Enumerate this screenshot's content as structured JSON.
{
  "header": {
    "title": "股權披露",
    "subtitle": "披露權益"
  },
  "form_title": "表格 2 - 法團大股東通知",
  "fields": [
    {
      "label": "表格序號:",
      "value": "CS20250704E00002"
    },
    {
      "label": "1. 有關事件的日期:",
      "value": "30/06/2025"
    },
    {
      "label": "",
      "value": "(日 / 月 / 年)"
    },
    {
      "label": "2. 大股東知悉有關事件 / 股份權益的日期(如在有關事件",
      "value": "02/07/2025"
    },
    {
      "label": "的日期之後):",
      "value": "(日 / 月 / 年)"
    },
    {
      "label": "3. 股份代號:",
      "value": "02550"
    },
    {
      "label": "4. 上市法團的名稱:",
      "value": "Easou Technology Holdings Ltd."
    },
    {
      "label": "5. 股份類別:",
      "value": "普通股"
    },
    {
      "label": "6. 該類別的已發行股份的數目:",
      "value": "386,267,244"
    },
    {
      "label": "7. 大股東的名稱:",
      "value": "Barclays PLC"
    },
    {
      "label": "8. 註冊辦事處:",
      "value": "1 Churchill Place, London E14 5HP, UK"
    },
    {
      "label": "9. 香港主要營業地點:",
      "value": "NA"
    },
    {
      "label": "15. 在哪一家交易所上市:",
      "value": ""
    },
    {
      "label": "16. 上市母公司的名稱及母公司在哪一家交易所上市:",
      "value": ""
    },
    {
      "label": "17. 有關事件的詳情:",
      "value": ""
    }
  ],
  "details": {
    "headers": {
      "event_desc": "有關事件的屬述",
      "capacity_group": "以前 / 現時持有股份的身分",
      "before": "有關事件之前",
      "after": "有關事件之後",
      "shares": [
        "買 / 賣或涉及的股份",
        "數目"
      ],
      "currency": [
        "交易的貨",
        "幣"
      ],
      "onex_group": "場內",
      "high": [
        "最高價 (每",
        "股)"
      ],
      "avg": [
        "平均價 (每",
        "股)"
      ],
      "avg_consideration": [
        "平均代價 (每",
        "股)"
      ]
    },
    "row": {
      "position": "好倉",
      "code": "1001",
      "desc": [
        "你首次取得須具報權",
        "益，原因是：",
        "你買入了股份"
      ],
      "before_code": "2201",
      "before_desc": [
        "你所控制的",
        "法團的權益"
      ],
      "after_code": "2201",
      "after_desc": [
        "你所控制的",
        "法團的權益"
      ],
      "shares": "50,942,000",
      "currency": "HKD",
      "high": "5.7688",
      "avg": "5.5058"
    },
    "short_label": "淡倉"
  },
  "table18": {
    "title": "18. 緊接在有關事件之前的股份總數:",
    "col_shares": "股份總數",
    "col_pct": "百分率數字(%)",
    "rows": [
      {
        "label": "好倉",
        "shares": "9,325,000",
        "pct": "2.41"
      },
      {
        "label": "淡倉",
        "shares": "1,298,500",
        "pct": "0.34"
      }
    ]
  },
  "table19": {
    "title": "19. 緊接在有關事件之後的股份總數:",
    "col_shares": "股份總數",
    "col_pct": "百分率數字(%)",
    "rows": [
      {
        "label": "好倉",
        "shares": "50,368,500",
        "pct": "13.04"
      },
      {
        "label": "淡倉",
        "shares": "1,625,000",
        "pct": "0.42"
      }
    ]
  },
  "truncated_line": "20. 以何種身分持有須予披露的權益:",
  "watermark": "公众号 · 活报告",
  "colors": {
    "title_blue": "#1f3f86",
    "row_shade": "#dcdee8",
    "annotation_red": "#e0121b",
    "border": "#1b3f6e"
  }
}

┄┄┄┄┄┄

WORK TO DO – Please set down each line of the records exactly as given.

SOLUTION TO THE EXERCISE –
Enumerate this screenshot's content as structured JSON.
{
  "header": {
    "title": "股權披露",
    "subtitle": "披露權益"
  },
  "form_title": "表格 2 - 法團大股東通知",
  "fields": [
    {
      "label": "表格序號:",
      "value": "CS20250704E00002"
    },
    {
      "label": "1. 有關事件的日期:",
      "value": "30/06/2025"
    },
    {
      "label": "",
      "value": "(日 / 月 / 年)"
    },
    {
      "label": "2. 大股東知悉有關事件 / 股份權益的日期(如在有關事件",
      "value": "02/07/2025"
    },
    {
      "label": "的日期之後):",
      "value": "(日 / 月 / 年)"
    },
    {
      "label": "3. 股份代號:",
      "value": "02550"
    },
    {
      "label": "4. 上市法團的名稱:",
      "value": "Easou Technology Holdings Ltd."
    },
    {
      "label": "5. 股份類別:",
      "value": "普通股"
    },
    {
      "label": "6. 該類別的已發行股份的數目:",
      "value": "386,267,244"
    },
    {
      "label": "7. 大股東的名稱:",
      "value": "Barclays PLC"
    },
    {
      "label": "8. 註冊辦事處:",
      "value": "1 Churchill Place, London E14 5HP, UK"
    },
    {
      "label": "9. 香港主要營業地點:",
      "value": "NA"
    },
    {
      "label": "15. 在哪一家交易所上市:",
      "value": ""
    },
    {
      "label": "16. 上市母公司的名稱及母公司在哪一家交易所上市:",
      "value": ""
    },
    {
      "label": "17. 有關事件的詳情:",
      "value": ""
    }
  ],
  "details": {
    "headers": {
      "event_desc": "有關事件的屬述",
      "capacity_group": "以前 / 現時持有股份的身分",
      "before": "有關事件之前",
      "after": "有關事件之後",
      "shares": [
        "買 / 賣或涉及的股份",
        "數目"
      ],
      "currency": [
        "交易的貨",
        "幣"
      ],
      "onex_group": "場內",
      "high": [
        "最高價 (每",
        "股)"
      ],
      "avg": [
        "平均價 (每",
        "股)"
      ],
      "avg_consideration": [
        "平均代價 (每",
        "股)"
      ]
    },
    "row": {
      "position": "好倉",
      "code": "1001",
      "desc": [
        "你首次取得須具報權",
        "益，原因是：",
        "你買入了股份"
      ],
      "before_code": "2201",
      "before_desc": [
        "你所控制的",
        "法團的權益"
      ],
      "after_code": "2201",
      "after_desc": [
        "你所控制的",
        "法團的權益"
      ],
      "shares": "50,942,000",
      "currency": "HKD",
      "high": "5.7688",
      "avg": "5.5058"
    },
    "short_label": "淡倉"
  },
  "table18": {
    "title": "18. 緊接在有關事件之前的股份總數:",
    "col_shares": "股份總數",
    "col_pct": "百分率數字(%)",
    "rows": [
      {
        "label": "好倉",
        "shares": "9,325,000",
        "pct": "2.41"
      },
      {
        "label": "淡倉",
        "shares": "1,298,500",
        "pct": "0.34"
      }
    ]
  },
  "table19": {
    "title": "19. 緊接在有關事件之後的股份總數:",
    "col_shares": "股份總數",
    "col_pct": "百分率數字(%)",
    "rows": [
      {
        "label": "好倉",
        "shares": "50,368,500",
        "pct": "13.04"
      },
      {
        "label": "淡倉",
        "shares": "1,625,000",
        "pct": "0.42"
      }
    ]
  },
  "truncated_line": "20. 以何種身分持有須予披露的權益:",
  "watermark": "公众号 · 活报告",
  "colors": {
    "title_blue": "#1f3f86",
    "row_shade": "#dcdee8",
    "annotation_red": "#e0121b",
    "border": "#1b3f6e"
  }
}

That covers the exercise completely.